Excerpts from a figure dataset:
·····

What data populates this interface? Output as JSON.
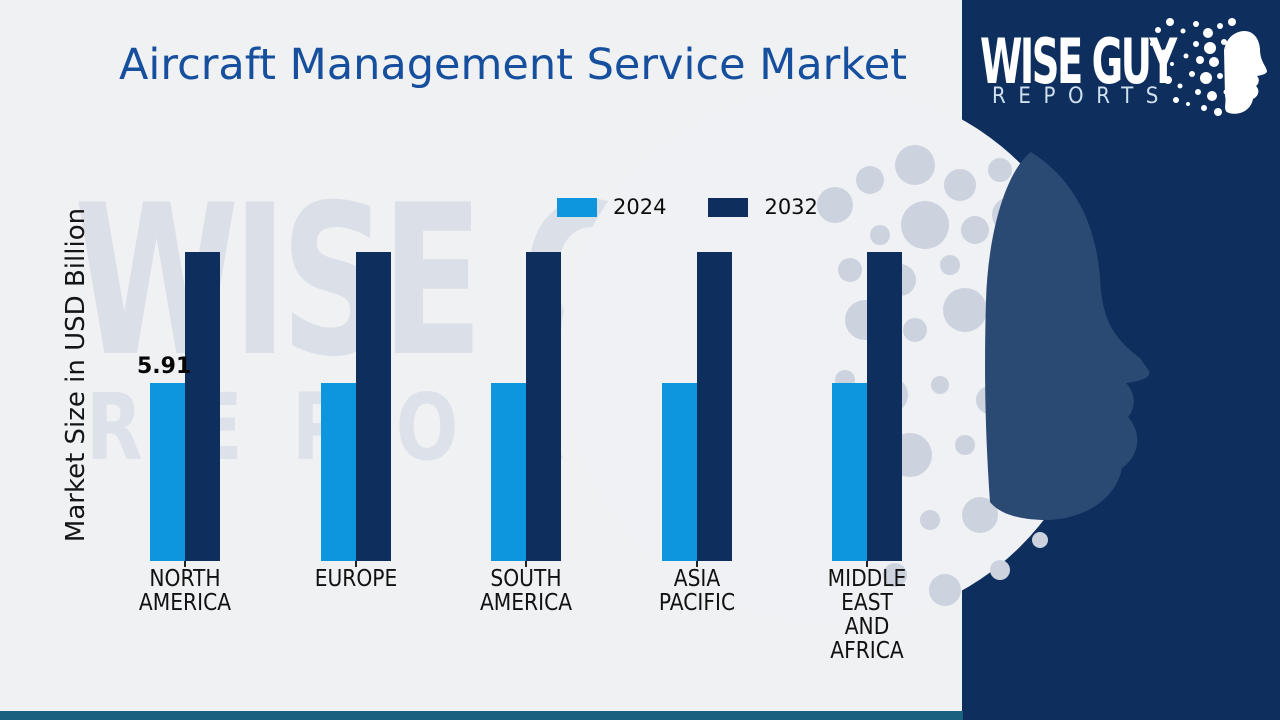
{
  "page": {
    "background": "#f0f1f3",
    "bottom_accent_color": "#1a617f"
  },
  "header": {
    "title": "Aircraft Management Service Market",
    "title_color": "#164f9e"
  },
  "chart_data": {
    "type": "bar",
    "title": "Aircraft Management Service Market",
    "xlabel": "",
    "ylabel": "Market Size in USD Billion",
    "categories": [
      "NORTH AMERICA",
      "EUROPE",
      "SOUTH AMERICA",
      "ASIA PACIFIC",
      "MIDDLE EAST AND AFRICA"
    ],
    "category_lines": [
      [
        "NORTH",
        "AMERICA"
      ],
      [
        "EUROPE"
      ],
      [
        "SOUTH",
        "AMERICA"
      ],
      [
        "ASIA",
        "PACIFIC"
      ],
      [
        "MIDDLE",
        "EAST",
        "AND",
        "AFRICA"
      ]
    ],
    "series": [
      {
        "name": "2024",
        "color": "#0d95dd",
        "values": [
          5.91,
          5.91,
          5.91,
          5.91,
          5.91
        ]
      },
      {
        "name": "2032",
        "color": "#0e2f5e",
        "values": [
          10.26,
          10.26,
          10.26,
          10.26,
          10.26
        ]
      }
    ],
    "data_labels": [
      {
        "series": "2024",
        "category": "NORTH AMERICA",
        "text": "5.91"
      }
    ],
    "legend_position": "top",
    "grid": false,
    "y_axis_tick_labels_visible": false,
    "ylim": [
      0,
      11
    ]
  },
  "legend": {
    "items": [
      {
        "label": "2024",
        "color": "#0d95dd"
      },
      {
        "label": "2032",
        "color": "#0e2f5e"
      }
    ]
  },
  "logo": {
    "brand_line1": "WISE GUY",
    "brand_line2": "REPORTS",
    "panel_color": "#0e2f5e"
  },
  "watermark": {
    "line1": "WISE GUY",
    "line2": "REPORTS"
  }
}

·····

All of the material above is to be copied exactly, except for its images.

What data populates this interface? Output as JSON.
{
  "page": {
    "background": "#f0f1f3",
    "bottom_accent_color": "#1a617f"
  },
  "header": {
    "title": "Aircraft Management Service Market",
    "title_color": "#164f9e"
  },
  "chart_data": {
    "type": "bar",
    "title": "Aircraft Management Service Market",
    "xlabel": "",
    "ylabel": "Market Size in USD Billion",
    "categories": [
      "NORTH AMERICA",
      "EUROPE",
      "SOUTH AMERICA",
      "ASIA PACIFIC",
      "MIDDLE EAST AND AFRICA"
    ],
    "category_lines": [
      [
        "NORTH",
        "AMERICA"
      ],
      [
        "EUROPE"
      ],
      [
        "SOUTH",
        "AMERICA"
      ],
      [
        "ASIA",
        "PACIFIC"
      ],
      [
        "MIDDLE",
        "EAST",
        "AND",
        "AFRICA"
      ]
    ],
    "series": [
      {
        "name": "2024",
        "color": "#0d95dd",
        "values": [
          5.91,
          5.91,
          5.91,
          5.91,
          5.91
        ]
      },
      {
        "name": "2032",
        "color": "#0e2f5e",
        "values": [
          10.26,
          10.26,
          10.26,
          10.26,
          10.26
        ]
      }
    ],
    "data_labels": [
      {
        "series": "2024",
        "category": "NORTH AMERICA",
        "text": "5.91"
      }
    ],
    "legend_position": "top",
    "grid": false,
    "y_axis_tick_labels_visible": false,
    "ylim": [
      0,
      11
    ]
  },
  "legend": {
    "items": [
      {
        "label": "2024",
        "color": "#0d95dd"
      },
      {
        "label": "2032",
        "color": "#0e2f5e"
      }
    ]
  },
  "logo": {
    "brand_line1": "WISE GUY",
    "brand_line2": "REPORTS",
    "panel_color": "#0e2f5e"
  },
  "watermark": {
    "line1": "WISE GUY",
    "line2": "REPORTS"
  }
}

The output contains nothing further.